Exercise — Return each line of the listing below, unchanged, and omit the images.

Data in this exercise —
··········

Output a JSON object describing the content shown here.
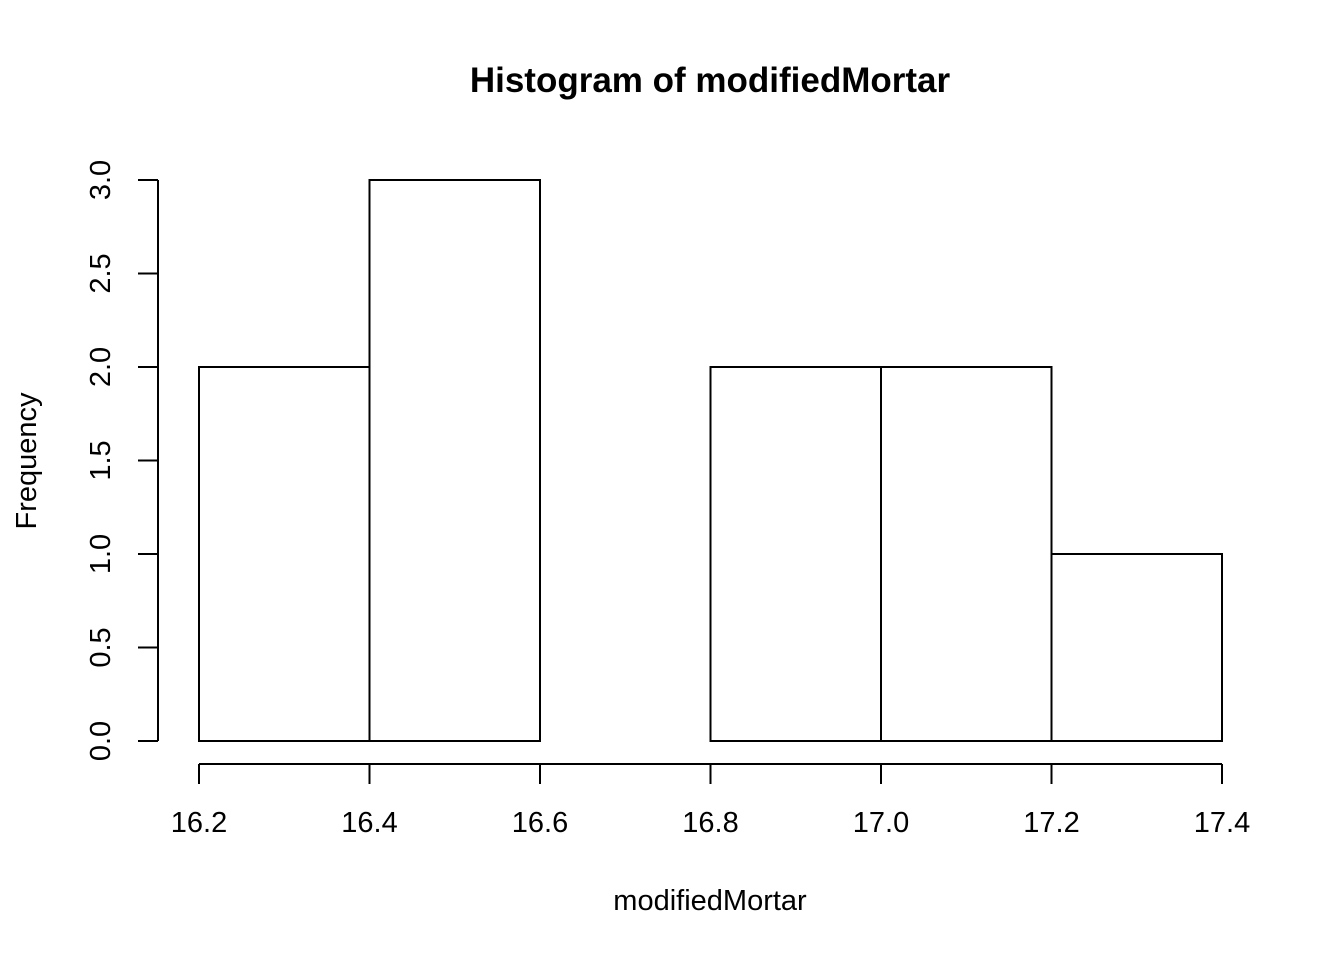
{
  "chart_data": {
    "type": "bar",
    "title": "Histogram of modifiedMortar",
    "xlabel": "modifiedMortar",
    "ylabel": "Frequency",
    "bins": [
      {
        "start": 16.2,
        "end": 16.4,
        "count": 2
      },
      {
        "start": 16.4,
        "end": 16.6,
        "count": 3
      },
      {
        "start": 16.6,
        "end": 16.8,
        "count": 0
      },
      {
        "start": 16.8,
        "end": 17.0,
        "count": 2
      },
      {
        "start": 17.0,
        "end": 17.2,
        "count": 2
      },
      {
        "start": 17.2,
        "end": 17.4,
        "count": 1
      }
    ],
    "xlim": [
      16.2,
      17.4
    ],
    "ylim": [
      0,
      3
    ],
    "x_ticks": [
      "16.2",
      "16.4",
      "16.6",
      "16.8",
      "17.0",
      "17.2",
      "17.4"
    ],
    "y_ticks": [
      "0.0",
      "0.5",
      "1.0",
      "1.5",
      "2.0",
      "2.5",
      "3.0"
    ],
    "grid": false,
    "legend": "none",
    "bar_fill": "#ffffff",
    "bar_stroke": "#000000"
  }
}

··········

In response —
Output a JSON object describing the content shown here.
{
  "chart_data": {
    "type": "bar",
    "title": "Histogram of modifiedMortar",
    "xlabel": "modifiedMortar",
    "ylabel": "Frequency",
    "bins": [
      {
        "start": 16.2,
        "end": 16.4,
        "count": 2
      },
      {
        "start": 16.4,
        "end": 16.6,
        "count": 3
      },
      {
        "start": 16.6,
        "end": 16.8,
        "count": 0
      },
      {
        "start": 16.8,
        "end": 17.0,
        "count": 2
      },
      {
        "start": 17.0,
        "end": 17.2,
        "count": 2
      },
      {
        "start": 17.2,
        "end": 17.4,
        "count": 1
      }
    ],
    "xlim": [
      16.2,
      17.4
    ],
    "ylim": [
      0,
      3
    ],
    "x_ticks": [
      "16.2",
      "16.4",
      "16.6",
      "16.8",
      "17.0",
      "17.2",
      "17.4"
    ],
    "y_ticks": [
      "0.0",
      "0.5",
      "1.0",
      "1.5",
      "2.0",
      "2.5",
      "3.0"
    ],
    "grid": false,
    "legend": "none",
    "bar_fill": "#ffffff",
    "bar_stroke": "#000000"
  }
}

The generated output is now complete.